◆ **Source text**:
******************************
Figure skating at the 1948 Winter Olympics took place at the Olympic Ice Rink in St. Moritz, Switzerland. Three figure skating events were contested: men's singles, ladies' singles, and pair skating.

Event summary
Barbara Ann Scott became the first Canadian to win the figure skating gold medal while Dick Button became the first American to win a figure skating title for the United States. Button also became the first figure skater to perform a double Axel in competition. The pair of Micheline Lannoy and Pierre Baugniet became the first Belgians to win the figure skating gold medal, as well as the first Belgians to win a gold medal at the Winter Olympics.
******************************
◆ **Exercises**:
A – In the passage on figure skating at the 1948 Winter Olympics, who was the first figure skater to perform a double Axel in competition?
B – Resume the account of figure skating at the 1948 Winter Olympics, starting after its final sentence.
******************************
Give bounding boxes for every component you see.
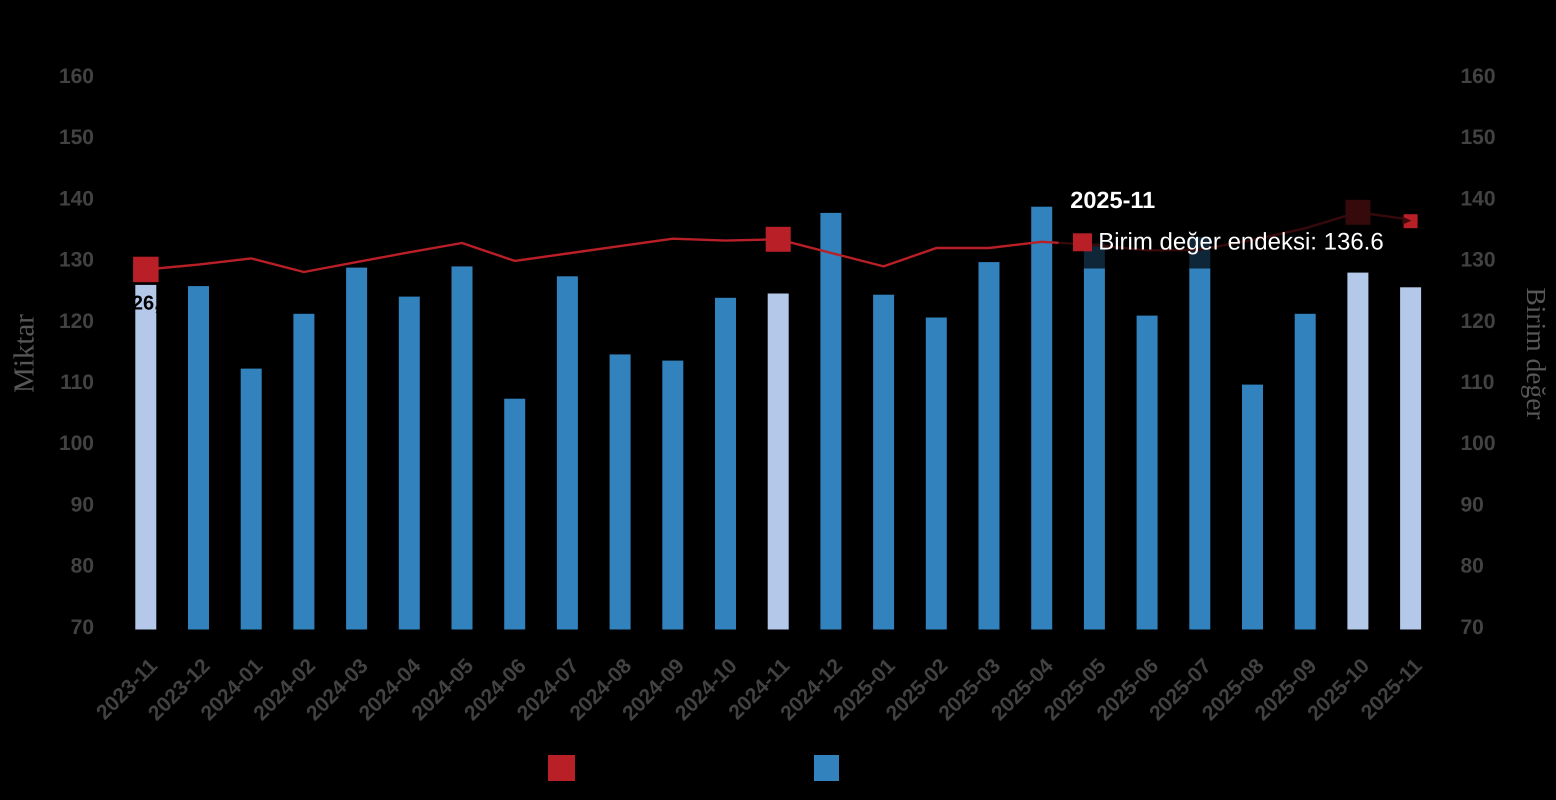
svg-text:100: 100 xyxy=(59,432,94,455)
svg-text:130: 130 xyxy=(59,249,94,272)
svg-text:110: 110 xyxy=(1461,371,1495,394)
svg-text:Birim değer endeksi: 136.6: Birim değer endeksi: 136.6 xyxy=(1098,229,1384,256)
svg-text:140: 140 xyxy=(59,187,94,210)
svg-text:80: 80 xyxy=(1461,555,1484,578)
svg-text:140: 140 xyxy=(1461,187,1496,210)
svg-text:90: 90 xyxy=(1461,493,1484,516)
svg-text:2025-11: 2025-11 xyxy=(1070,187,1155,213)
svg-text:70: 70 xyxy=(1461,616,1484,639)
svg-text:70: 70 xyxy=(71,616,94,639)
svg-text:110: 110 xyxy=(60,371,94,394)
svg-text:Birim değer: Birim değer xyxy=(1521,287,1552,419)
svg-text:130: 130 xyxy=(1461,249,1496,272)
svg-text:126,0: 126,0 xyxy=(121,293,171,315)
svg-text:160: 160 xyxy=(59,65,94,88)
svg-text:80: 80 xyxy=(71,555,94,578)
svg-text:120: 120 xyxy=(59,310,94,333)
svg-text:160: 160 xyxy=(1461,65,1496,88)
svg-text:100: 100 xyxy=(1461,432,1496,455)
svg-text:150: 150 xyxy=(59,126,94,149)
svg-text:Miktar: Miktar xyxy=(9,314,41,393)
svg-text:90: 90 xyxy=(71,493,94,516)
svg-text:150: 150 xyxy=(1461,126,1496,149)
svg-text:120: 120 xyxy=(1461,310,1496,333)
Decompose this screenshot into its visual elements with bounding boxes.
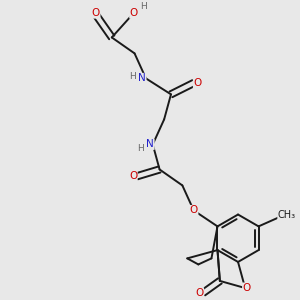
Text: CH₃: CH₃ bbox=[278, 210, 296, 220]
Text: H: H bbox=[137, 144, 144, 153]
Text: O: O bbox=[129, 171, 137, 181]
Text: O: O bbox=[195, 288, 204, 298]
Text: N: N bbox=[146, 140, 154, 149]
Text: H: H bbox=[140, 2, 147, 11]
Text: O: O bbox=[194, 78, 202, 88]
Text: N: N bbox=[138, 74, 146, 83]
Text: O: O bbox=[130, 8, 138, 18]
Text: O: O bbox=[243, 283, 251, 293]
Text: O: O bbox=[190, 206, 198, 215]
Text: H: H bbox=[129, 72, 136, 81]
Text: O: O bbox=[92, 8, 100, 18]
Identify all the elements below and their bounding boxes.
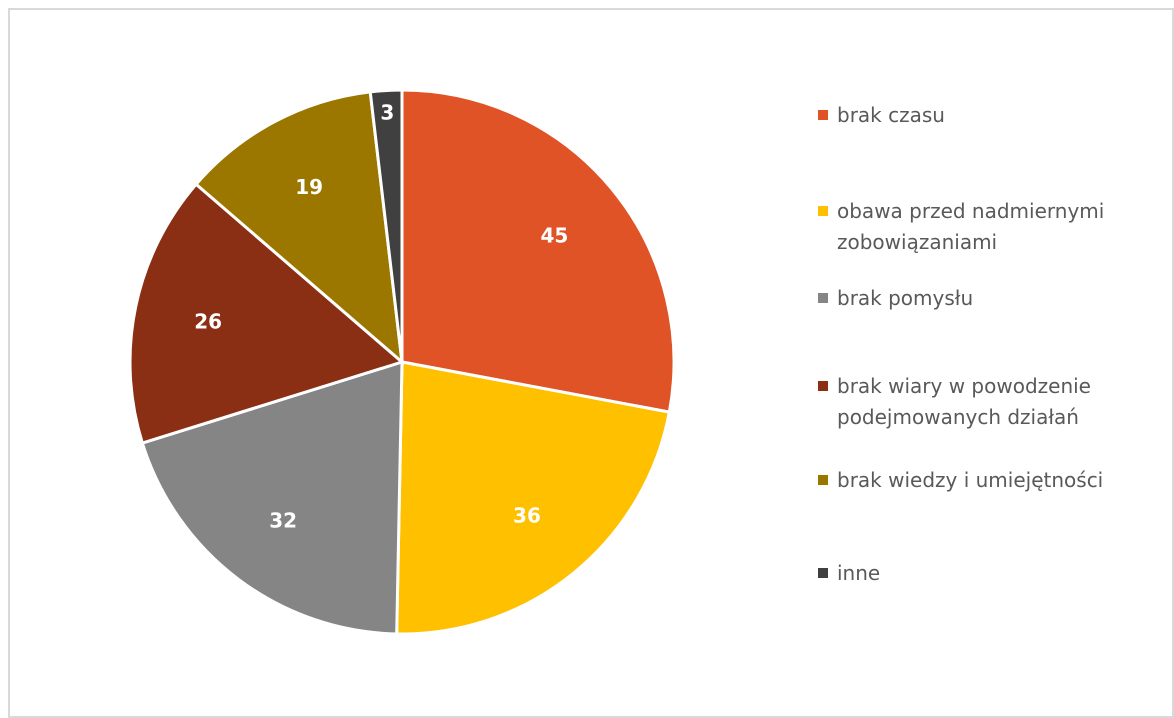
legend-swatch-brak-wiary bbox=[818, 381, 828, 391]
******************************
◆ **Solved problems**:
A – Dick Button.

B –
The competition began with the men's compulsory figures on 2 February. However, the next day, competition was postponed in the midst of the ladies' figures event due to a thaw that left puddles of water on the outdoor ice surface. On 5 February competition had to be resumed, regardless of poor ice conditions, in order to allow the Games to finish on schedule. The pairs event on 7 February was skated in a heavy snowstorm, with the ice having to be scraped after each program.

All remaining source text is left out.